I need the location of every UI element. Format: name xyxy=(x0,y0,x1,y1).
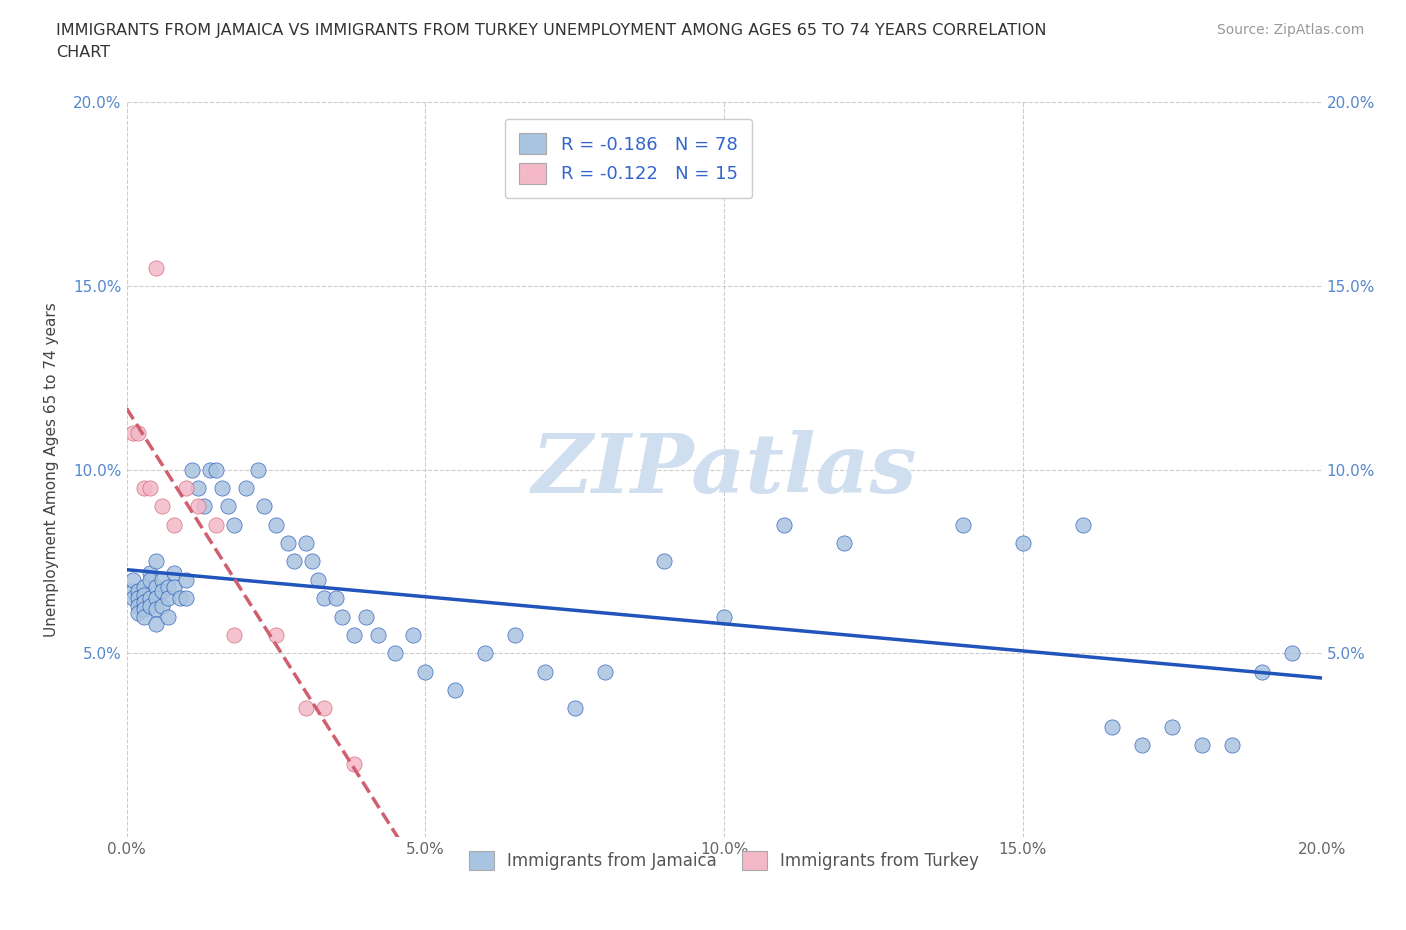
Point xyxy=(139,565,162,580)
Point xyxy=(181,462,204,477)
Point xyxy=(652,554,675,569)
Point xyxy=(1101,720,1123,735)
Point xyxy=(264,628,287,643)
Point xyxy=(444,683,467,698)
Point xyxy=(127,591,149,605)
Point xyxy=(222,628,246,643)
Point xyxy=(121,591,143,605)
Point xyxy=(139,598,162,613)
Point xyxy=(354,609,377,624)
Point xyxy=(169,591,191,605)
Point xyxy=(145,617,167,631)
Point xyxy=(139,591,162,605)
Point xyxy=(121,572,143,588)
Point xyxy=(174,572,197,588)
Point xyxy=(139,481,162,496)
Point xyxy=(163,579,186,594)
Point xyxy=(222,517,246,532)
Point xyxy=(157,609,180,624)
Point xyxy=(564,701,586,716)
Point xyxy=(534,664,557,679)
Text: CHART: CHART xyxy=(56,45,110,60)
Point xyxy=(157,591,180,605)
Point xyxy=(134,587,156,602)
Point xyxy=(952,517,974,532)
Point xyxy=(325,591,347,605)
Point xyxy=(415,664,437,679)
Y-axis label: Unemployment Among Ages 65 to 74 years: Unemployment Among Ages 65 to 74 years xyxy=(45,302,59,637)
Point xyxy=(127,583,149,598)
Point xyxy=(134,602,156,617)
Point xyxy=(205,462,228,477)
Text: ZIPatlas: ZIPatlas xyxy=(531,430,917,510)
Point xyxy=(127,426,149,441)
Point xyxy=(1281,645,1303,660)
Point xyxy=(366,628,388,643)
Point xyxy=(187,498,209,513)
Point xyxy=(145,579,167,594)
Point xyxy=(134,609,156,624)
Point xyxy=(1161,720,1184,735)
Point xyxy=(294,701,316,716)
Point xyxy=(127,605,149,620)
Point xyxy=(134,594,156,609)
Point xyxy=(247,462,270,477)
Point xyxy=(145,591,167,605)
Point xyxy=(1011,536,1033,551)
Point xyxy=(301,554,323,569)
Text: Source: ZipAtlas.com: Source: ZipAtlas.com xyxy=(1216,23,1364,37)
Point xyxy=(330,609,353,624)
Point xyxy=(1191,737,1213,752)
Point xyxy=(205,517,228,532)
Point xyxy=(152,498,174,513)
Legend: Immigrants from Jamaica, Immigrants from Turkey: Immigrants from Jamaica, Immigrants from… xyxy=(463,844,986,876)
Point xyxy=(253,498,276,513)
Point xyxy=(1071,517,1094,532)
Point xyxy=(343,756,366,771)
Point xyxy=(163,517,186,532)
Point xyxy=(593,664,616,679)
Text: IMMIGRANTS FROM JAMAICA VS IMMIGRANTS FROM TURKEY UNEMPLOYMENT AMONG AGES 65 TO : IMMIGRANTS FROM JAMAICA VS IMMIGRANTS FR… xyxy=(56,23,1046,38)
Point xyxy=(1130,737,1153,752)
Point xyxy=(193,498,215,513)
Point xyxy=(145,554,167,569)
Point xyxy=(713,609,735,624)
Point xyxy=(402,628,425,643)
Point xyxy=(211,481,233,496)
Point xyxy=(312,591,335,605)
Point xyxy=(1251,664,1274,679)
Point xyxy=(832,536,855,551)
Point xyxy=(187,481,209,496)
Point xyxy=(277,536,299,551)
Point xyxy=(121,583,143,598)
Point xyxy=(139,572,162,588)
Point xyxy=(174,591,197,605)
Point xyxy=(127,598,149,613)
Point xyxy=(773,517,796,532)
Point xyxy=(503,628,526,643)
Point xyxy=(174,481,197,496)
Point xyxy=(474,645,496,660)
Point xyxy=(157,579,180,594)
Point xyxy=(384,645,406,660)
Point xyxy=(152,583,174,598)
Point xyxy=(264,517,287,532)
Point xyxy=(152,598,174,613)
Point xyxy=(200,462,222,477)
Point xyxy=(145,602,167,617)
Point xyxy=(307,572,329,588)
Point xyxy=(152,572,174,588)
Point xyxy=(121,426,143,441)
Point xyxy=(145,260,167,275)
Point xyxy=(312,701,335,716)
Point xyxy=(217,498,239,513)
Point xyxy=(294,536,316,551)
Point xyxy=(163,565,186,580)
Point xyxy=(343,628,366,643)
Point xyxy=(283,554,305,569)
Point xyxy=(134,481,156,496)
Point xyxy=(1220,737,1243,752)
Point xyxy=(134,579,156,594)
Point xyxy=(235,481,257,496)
- - - - -
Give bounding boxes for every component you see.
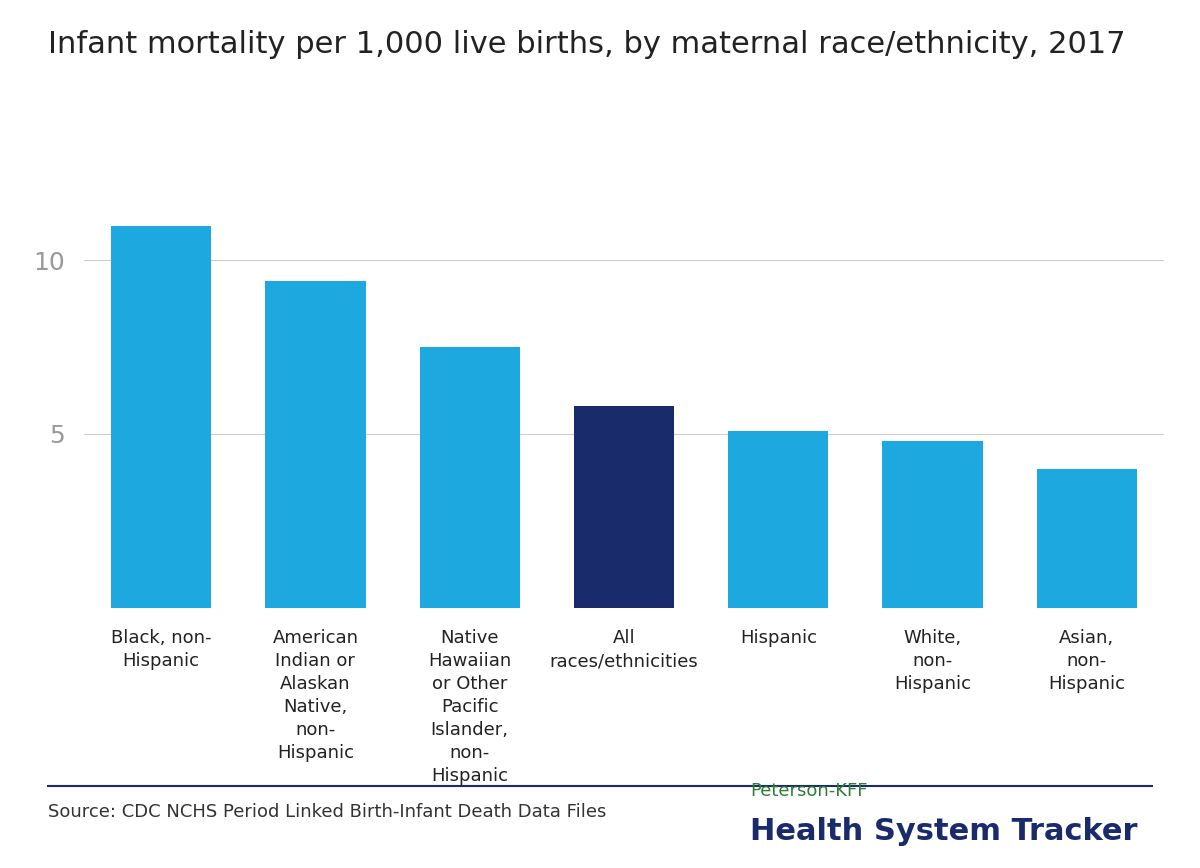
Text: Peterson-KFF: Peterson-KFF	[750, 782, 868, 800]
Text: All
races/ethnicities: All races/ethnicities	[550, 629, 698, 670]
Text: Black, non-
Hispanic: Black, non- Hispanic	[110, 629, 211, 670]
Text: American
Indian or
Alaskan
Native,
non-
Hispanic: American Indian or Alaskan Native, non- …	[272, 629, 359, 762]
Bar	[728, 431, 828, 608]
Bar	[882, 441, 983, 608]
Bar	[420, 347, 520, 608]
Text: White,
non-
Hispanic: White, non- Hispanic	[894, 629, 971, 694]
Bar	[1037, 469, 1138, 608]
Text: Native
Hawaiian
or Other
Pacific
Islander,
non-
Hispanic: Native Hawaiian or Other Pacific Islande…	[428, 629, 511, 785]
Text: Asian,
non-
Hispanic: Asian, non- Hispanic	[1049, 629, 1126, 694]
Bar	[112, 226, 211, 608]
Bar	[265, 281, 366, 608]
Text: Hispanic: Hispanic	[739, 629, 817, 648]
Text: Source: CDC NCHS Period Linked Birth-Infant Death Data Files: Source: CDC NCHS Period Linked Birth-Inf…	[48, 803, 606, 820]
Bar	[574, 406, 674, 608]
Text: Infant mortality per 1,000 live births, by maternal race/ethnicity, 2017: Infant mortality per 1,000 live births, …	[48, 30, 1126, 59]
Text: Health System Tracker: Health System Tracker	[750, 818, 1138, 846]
- - - - -
• Your objective:
In the listing, copy out the lines between the one holding "Point xyxy=(139,565,162,580)" and the one holding "Y-axis label: Unemployment", inclusive, with "Point" changed to "Marker" and nothing else altered.

• Answer to the problem:
Marker xyxy=(139,565,162,580)
Marker xyxy=(181,462,204,477)
Marker xyxy=(652,554,675,569)
Marker xyxy=(1101,720,1123,735)
Marker xyxy=(264,628,287,643)
Marker xyxy=(444,683,467,698)
Marker xyxy=(127,591,149,605)
Marker xyxy=(222,628,246,643)
Marker xyxy=(121,591,143,605)
Marker xyxy=(139,598,162,613)
Marker xyxy=(354,609,377,624)
Marker xyxy=(169,591,191,605)
Marker xyxy=(145,617,167,631)
Marker xyxy=(139,591,162,605)
Marker xyxy=(121,572,143,588)
Marker xyxy=(174,572,197,588)
Marker xyxy=(139,481,162,496)
Marker xyxy=(163,579,186,594)
Marker xyxy=(222,517,246,532)
Marker xyxy=(157,609,180,624)
Marker xyxy=(564,701,586,716)
Marker xyxy=(534,664,557,679)
Text: CHART: CHART xyxy=(56,45,110,60)
Marker xyxy=(157,591,180,605)
Marker xyxy=(134,587,156,602)
Marker xyxy=(952,517,974,532)
Marker xyxy=(325,591,347,605)
Marker xyxy=(415,664,437,679)
Y-axis label: Unemployment Among Ages 65 to 74 years: Unemployment Among Ages 65 to 74 years xyxy=(45,302,59,637)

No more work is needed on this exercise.